■ Records for processing:
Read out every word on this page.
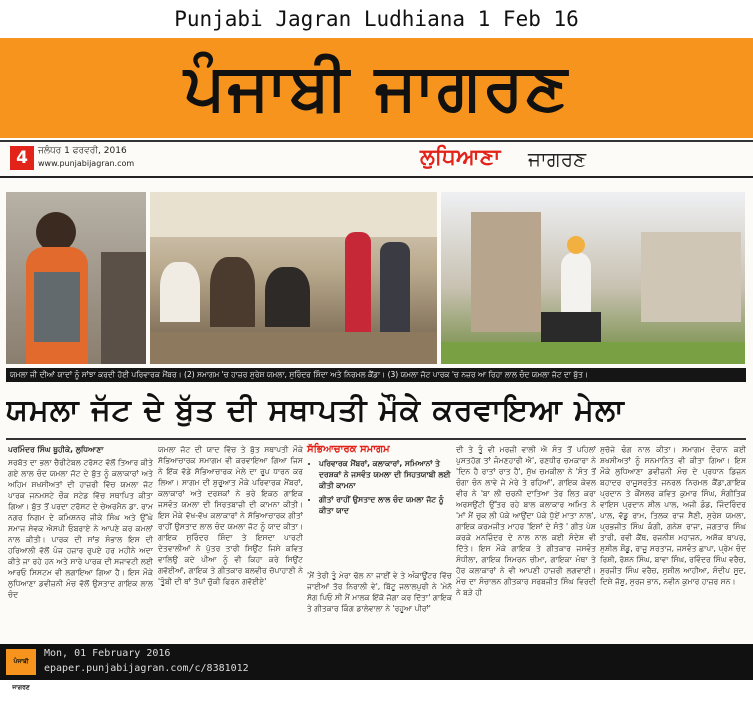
Punjabi Jagran Ludhiana 1 Feb 16
ਪੰਜਾਬੀ ਜਾਗਰਣ
4	ਜਲੰਧਰ 1 ਫਰਵਰੀ, 2016
www.punjabijagran.com	ਲੁਧਿਆਣਾ ਜਾਗਰਣ
ਯਮਲਾ ਜੀ ਦੀਆਂ ਯਾਦਾਂ ਨੂੰ ਸਾਂਝਾ ਕਰਦੀ ਹੋਈ ਪਰਿਵਾਰਕ ਮੈਂਬਰ। (2) ਸਮਾਗਮ 'ਚ ਹਾਜ਼ਰ ਸੁਰੇਸ਼ ਯਮਲਾ, ਸੁਰਿੰਦਰ ਸ਼ਿੰਦਾ ਅਤੇ ਨਿਰਮਲ ਕੈਂਡਾ। (3) ਯਮਲਾ ਜੱਟ ਪਾਰਕ 'ਚ ਨਜ਼ਰ ਆ ਰਿਹਾ ਲਾਲ ਚੰਦ ਯਮਲਾ ਜੱਟ ਦਾ ਬੁੱਤ।
ਯਮਲਾ ਜੱਟ ਦੇ ਬੁੱਤ ਦੀ ਸਥਾਪਤੀ ਮੌਕੇ ਕਰਵਾਇਆ ਮੇਲਾ
ਪਰਮਿੰਦਰ ਸਿੰਘ ਥੂਹੀਕੇ, ਲੁਧਿਆਣਾ
ਸਰਬੱਤ ਦਾ ਭਲਾ ਚੈਰੀਟੇਬਲ ਟਰੱਸਟ ਵੱਲੋਂ ਤਿਆਰ ਕੀਤੇ ਗਏ ਲਾਲ ਚੰਦ ਯਮਲਾ ਜੱਟ ਦੇ ਬੁੱਤ ਨੂੰ ਕਲਾਕਾਰਾਂ ਅਤੇ ਅਹਿਮ ਸ਼ਖਸੀਅਤਾਂ ਦੀ ਹਾਜ਼ਰੀ ਵਿੱਚ ਯਮਲਾ ਜੱਟ ਪਾਰਕ ਜਨਮਸਟੇ ਚੌਕ ਸਟੇਡ ਵਿੱਚ ਸਥਾਪਿਤ ਕੀਤਾ ਗਿਆ। ਬੁੱਤ ਤੋਂ ਪਰਦਾ ਟਰੱਸਟ ਦੇ ਚੇਅਰਮੈਨ ਡਾ. ਰਾਮ ਨਗਰ ਨਿਗਮ ਦੇ ਕਮਿਸ਼ਨਰ ਜੀਕੇ ਸਿੰਘ ਅਤੇ ਉੱਘੇ ਸਮਾਜ ਸੇਵਕ ਐਸਪੀ ਓਬਰਾਏ ਨੇ ਆਪਣੇ ਕਰ ਕਮਲਾਂ ਨਾਲ ਕੀਤੀ। ਪਾਰਕ ਦੀ ਸਾਂਭ ਸੰਭਾਲ ਇਸ ਦੀ ਹਰਿਆਲੀ ਵੱਲੋਂ ਪੰਜ ਹਜ਼ਾਰ ਰੁਪਏ ਹਰ ਮਹੀਨੇ ਅਦਾ ਕੀਤੇ ਜਾ ਰਹੇ ਹਨ ਅਤੇ ਸਾਰੇ ਪਾਰਕ ਦੀ ਸਜਾਵਟੀ ਲਈ ਆਰਓ ਸਿਸਟਮ ਵੀ ਲਗਾਇਆ ਗਿਆ ਹੈ। ਇਸ ਮੌਕੇ ਲੁਧਿਆਣਾ ਡਵੀਜ਼ਨੀ ਮੰਚ ਵੱਲੋਂ ਉਸਤਾਦ ਗਾਇਕ ਲਾਲ ਚੰਦ
ਯਮਲਾ ਜੱਟ ਦੀ ਯਾਦ ਵਿੱਚ ਤੇ ਬੁੱਤ ਸਥਾਪਤੀ ਮੌਕੇ ਸੱਭਿਆਚਾਰਕ ਸਮਾਗਮ ਵੀ ਕਰਵਾਇਆ ਗਿਆ ਜਿਸ ਨੇ ਇੱਕ ਵੱਡੇ ਸੱਭਿਆਚਾਰਕ ਮੇਲੇ ਦਾ ਰੂਪ ਧਾਰਨ ਕਰ ਲਿਆ। ਸਾਗਮ ਦੀ ਸ਼ੁਰੂਆਤ ਮੌਕੇ ਪਰਿਵਾਰਕ ਮੈਂਬਰਾਂ, ਕਲਾਕਾਰਾਂ ਅਤੇ ਦਰਸ਼ਕਾਂ ਨੇ ਭਰੇ ਇਕਠ ਗਾਇਕ ਜਸਵੰਤ ਯਮਲਾ ਦੀ ਸਿਰਤਬਾਜ਼ੀ ਦੀ ਕਾਮਨਾ ਕੀਤੀ। ਇਸ ਮੌਕੇ ਵੱਖ-ਵੱਖ ਕਲਾਕਾਰਾਂ ਨੇ ਸੱਭਿਆਚਾਰਕ ਗੀਤਾਂ ਰਾਹੀਂ ਉਸਤਾਦ ਲਾਲ ਚੰਦ ਯਮਲਾ ਜੱਟ ਨੂੰ ਯਾਦ ਕੀਤਾ। ਗਾਇਕ ਸੁਰਿੰਦਰ ਸ਼ਿੰਦਾ ਤੇ ਇਸਦਾ ਪਾਰਟੀ ਦੇਤਵਾਲੀਆਂ ਨੇ ਪੁੱਤਰ ਤਾਰੀ ਸਿਉਂਟ ਜਿਸੇ ਕਵਿਤ ਵਾਲਿਉ ਕਦੇ ਪੀਆ ਨੂੰ ਵੀ ਕਿਹਾ ਕਰੇ ਸਿਉਂਟ ਗਵੱਈਆਂ, ਗਾਇਕ ਤੇ ਗੀਤਕਾਰ ਬਲਵੀਰ ਚੋਪਾਹਾਣੀ ਨੇ 'ਤੂੰਬੀ ਦੀ ਥਾਂ ਤੋਪਾਂ ਚੁੱਕੀ ਫਿਰਨ ਗਵੱਈਏ'
ਸੱਭਿਆਚਾਰਕ ਸਮਾਗਮ
• ਪਰਿਵਾਰਕ ਮੈਂਬਰਾਂ, ਕਲਾਕਾਰਾਂ, ਸਮਿਆਨਾਂ ਤੇ ਦਰਸ਼ਕਾਂ ਨੇ ਜਸਵੰਤ ਯਮਲਾ ਦੀ ਸਿਹਤਯਾਬੀ ਲਈ ਕੀਤੀ ਕਾਮਨਾ
• ਗੀਤਾਂ ਰਾਹੀਂ ਉਸਤਾਦ ਲਾਲ ਚੰਦ ਯਮਲਾ ਜੱਟ ਨੂੰ ਕੀਤਾ ਯਾਦ
'ਮੈਂ ਤੇਰੀ ਤੂੰ ਮੇਰਾ ਢੋਲ ਨਾ ਜਾਈਂ ਵੇ ਤੇ ਅੰਕਾਊਂਟਰ ਵਿੱਚ ਜਾਈਆਂ ਤੋਰ ਨਿਰਾਲੀ ਵੇ', ਬਿੱਟੂ ਜਲਾਲਪੁਰੀ ਨੇ 'ਮੇਨੋ ਸੋਗ ਪਿਓ ਸੀ ਮੈਂ ਮਾਲਕ ਇੱਕੋ ਜੋਗਾ ਕਰ ਦਿੱਤਾ' ਗਾਇਕ ਤੇ ਗੀਤਕਾਰ ਕਿੰਗ ਡਾਲੇਵਾਲਾ ਨੇ 'ਰਹੂਆ ਪੀਰਾਂ'
ਦੀ ਤੇ ਤੂੰ ਵੀ ਮਰਜ਼ੀ ਵਾਲੀ ਐ ਸੰਤ ਤੋਂ ਪਹਿਲਾਂ ਪੁਸਤਹੋਗ ਤਾਂ ਜੰਮਣਹਾਰੀ ਐ', ਰਣਧੀਰ ਚਮਕਾਰਾ ਨੇ 'ਦਿਨ ਹੈ ਰਾਤਾਂ ਰਾਤ ਹੈ', ਸੁੱਖ ਚਮਕੀਲਾ ਨੇ 'ਸੰਤ ਤੋਂ ਚੰਗਾ ਚੰਨ ਲਾਵੇ ਜੇ ਮੇਰੇ ਤੇ ਰਹਿਆਂ', ਗਾਇਕ ਕੇਵਲ ਵੀਰ ਨੇ 'ਬਾ ਲੀ ਚਰਨੀ ਦਾਤਿਆ ਤੇਰ ਲਿਤ ਕਰਾ ਅਰਸਉਂਟੀ ਉੱਤਰ ਰਹੇ ਬਾਲ ਕਲਾਕਾਰ ਅਮਿਤ ਨੇ 'ਮਾਂ ਮੈਂ ਚੁਕ ਲੀ ਪੱਕੇ ਆਉਂਦਾ ਪੱਕੇ ਧੁੱਏਂ ਮਾਤਾ ਨਾਲ', ਗਾਇਕ ਕਰਮਜੀਤ ਮਾਹਰ 'ਇਸਾਂ ਦੇ ਸੰਤੋ ' ਗੀਤ ਪੇਸ਼ ਕਰਕੇ ਮਨਜ਼ਿੰਦਰ ਦੇ ਨਾਲ ਨਾਲ ਕਈ ਸੰਦੇਸ਼ ਵੀ ਦਿੱਤੇ। ਇਸ ਮੌਕੇ ਗਾਇਕ ਤੇ ਗੀਤਕਾਰ ਜਸਵੰਤ ਸੰਧੀਲਾ, ਗਾਇਕ ਸਿਮਰਨ ਚੀਮਾ, ਗਾਇਕਾ ਮੰਥਾ ਤੇ ਹੋਰ ਕਲਾਕਾਰਾਂ ਨੇ ਵੀ ਆਪਣੀ ਹਾਜ਼ਰੀ ਲਗਵਾਈ। ਮੰਚ ਦਾ ਸੰਚਾਲਨ ਗੀਤਕਾਰ ਸਰਬਜੀਤ ਸਿੰਘ ਵਿਰਦੀ ਨੇ ਬੜੇ ਹੀ
ਸੁਚੱਜੇ ਢੰਗ ਨਾਲ ਕੀਤਾ। ਸਮਾਗਮ ਦੌਰਾਨ ਕਈ ਸ਼ਖਸੀਅਤਾਂ ਨੂੰ ਸਨਮਾਨਿਤ ਵੀ ਕੀਤਾ ਗਿਆ। ਇਸ ਮੌਕੇ ਲੁਧਿਆਣਾ ਡਵੀਜ਼ਨੀ ਮੰਚ ਦੇ ਪ੍ਰਧਾਨ ਡਿਜ਼ਨ ਬਹਾਦਰ ਰਾਜੂਸਰਤੰਤ ਜਨਰਲ ਨਿਰਮਲ ਕੈਂਡਾ,ਗਾਇਕ ਪ੍ਰਦਾਨ ਤੇ ਕੌਂਸਲਰ ਕਵਿਤ ਕੁਮਾਰ ਸਿੰਘ, ਸੰਗੀਤਿਕ ਵਾਇਸ ਪ੍ਰਦਾਨ ਸ਼ੀਲ ਪਾਲ, ਅਜੀ ਡੰਡ, ਜਿੰਦਰਿੰਦਰ ਪਾਲ, ਵੱਡੂ ਰਾਮ, ਤਿਲਕ ਰਾਜ ਸੈਣੀ, ਸੁਰੇਸ਼ ਯਮਲਾ, ਪ੍ਰਭਜੀਤ ਸਿੰਘ ਕੰਗੀ, ਗਨੇਸ਼ ਰਾਜਾ, ਜਗਤਾਰ ਸਿੰਘ ਤਾਰੀ, ਰਵੀ ਕੈਂਥ, ਰਜਨੀਸ਼ ਮਹਾਜਨ, ਅਸ਼ੋਕ ਥਾਪਰ, ਸੁਸ਼ੀਲ ਸ਼ੌਡੂ, ਰਾਜੂ ਸਰਤਾਜ, ਜਸਵੰਤ ਛਾਪਾ, ਪ੍ਰੇਮ ਚੰਦ ਰਿਸ਼ੀ, ਰੋਸ਼ਨ ਸਿੰਘ, ਬਾਵਾ ਸਿੰਘ, ਰਵਿੰਦਰ ਸਿੰਘ ਵਰੈਚ, ਸੁਰਜੀਤ ਸਿੰਘ ਵਰੈਚ, ਸੁਸ਼ੀਲ ਆਹੀਆ, ਸੰਦੀਪ ਸੂਦ, ਦਿਸ਼ੇ ਜੋਸ਼ੂ, ਸੁਰਜ ਭਾਨ, ਨਵੀਨ ਕੁਮਾਰ ਹਾਜ਼ਰ ਸਨ।
ਪੰਜਾਬੀ ਜਾਗਰਣ
Mon, 01 February 2016
epaper.punjabijagran.com/c/8381012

■ Requirement: Gather each line from the entries above that includes the word "punjabijagran".

■ Written solution:
www.punjabijagran.com	ਲੁਧਿਆਣਾ ਜਾਗਰਣ
epaper.punjabijagran.com/c/8381012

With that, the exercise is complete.